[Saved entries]
■ ■ ■ ■ ■
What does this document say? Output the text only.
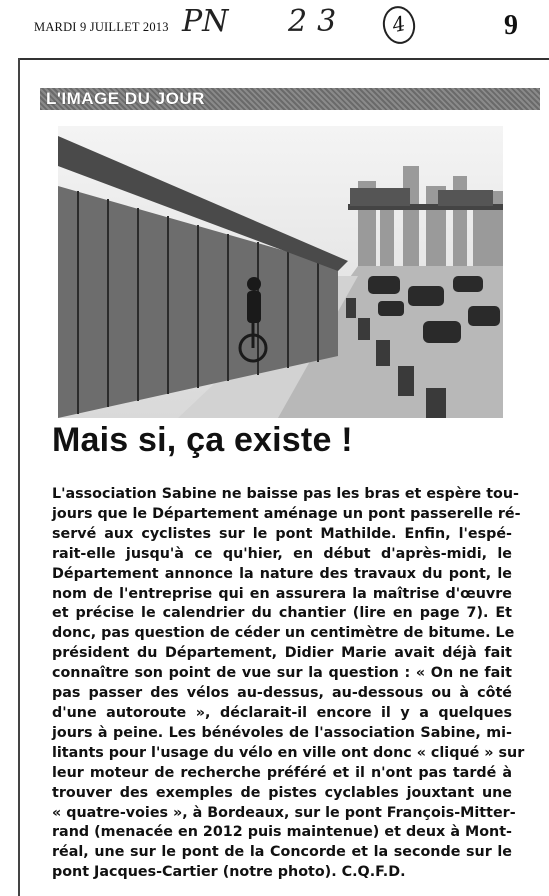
MARDI 9 JUILLET 2013 PN 23	4	9
L'IMAGE DU JOUR
Mais si, ça existe !
L'association Sabine ne baisse pas les bras et espère tou-
jours que le Département aménage un pont passerelle ré-
servé aux cyclistes sur le pont Mathilde. Enfin, l'espé-
rait-elle jusqu'à ce qu'hier, en début d'après-midi, le
Département annonce la nature des travaux du pont, le
nom de l'entreprise qui en assurera la maîtrise d'œuvre
et précise le calendrier du chantier (lire en page 7). Et
donc, pas question de céder un centimètre de bitume. Le
président du Département, Didier Marie avait déjà fait
connaître son point de vue sur la question : « On ne fait
pas passer des vélos au-dessus, au-dessous ou à côté
d'une autoroute », déclarait-il encore il y a quelques
jours à peine. Les bénévoles de l'association Sabine, mi-
litants pour l'usage du vélo en ville ont donc « cliqué » sur
leur moteur de recherche préféré et il n'ont pas tardé à
trouver des exemples de pistes cyclables jouxtant une
« quatre-voies », à Bordeaux, sur le pont François-Mitter-
rand (menacée en 2012 puis maintenue) et deux à Mont-
réal, une sur le pont de la Concorde et la seconde sur le
pont Jacques-Cartier (notre photo). C.Q.F.D.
■ ■ ■ ■ ■
◆ Aim of the task:
Quote the entries in full. Any image among them is to be omitted from the copy.

◆ Written answer:
What does this document say? Output the text only.
MARDI 9 JUILLET 2013 PN 23	4	9
L'IMAGE DU JOUR
Mais si, ça existe !
L'association Sabine ne baisse pas les bras et espère tou-
jours que le Département aménage un pont passerelle ré-
servé aux cyclistes sur le pont Mathilde. Enfin, l'espé-
rait-elle jusqu'à ce qu'hier, en début d'après-midi, le
Département annonce la nature des travaux du pont, le
nom de l'entreprise qui en assurera la maîtrise d'œuvre
et précise le calendrier du chantier (lire en page 7). Et
donc, pas question de céder un centimètre de bitume. Le
président du Département, Didier Marie avait déjà fait
connaître son point de vue sur la question : « On ne fait
pas passer des vélos au-dessus, au-dessous ou à côté
d'une autoroute », déclarait-il encore il y a quelques
jours à peine. Les bénévoles de l'association Sabine, mi-
litants pour l'usage du vélo en ville ont donc « cliqué » sur
leur moteur de recherche préféré et il n'ont pas tardé à
trouver des exemples de pistes cyclables jouxtant une
« quatre-voies », à Bordeaux, sur le pont François-Mitter-
rand (menacée en 2012 puis maintenue) et deux à Mont-
réal, une sur le pont de la Concorde et la seconde sur le
pont Jacques-Cartier (notre photo). C.Q.F.D.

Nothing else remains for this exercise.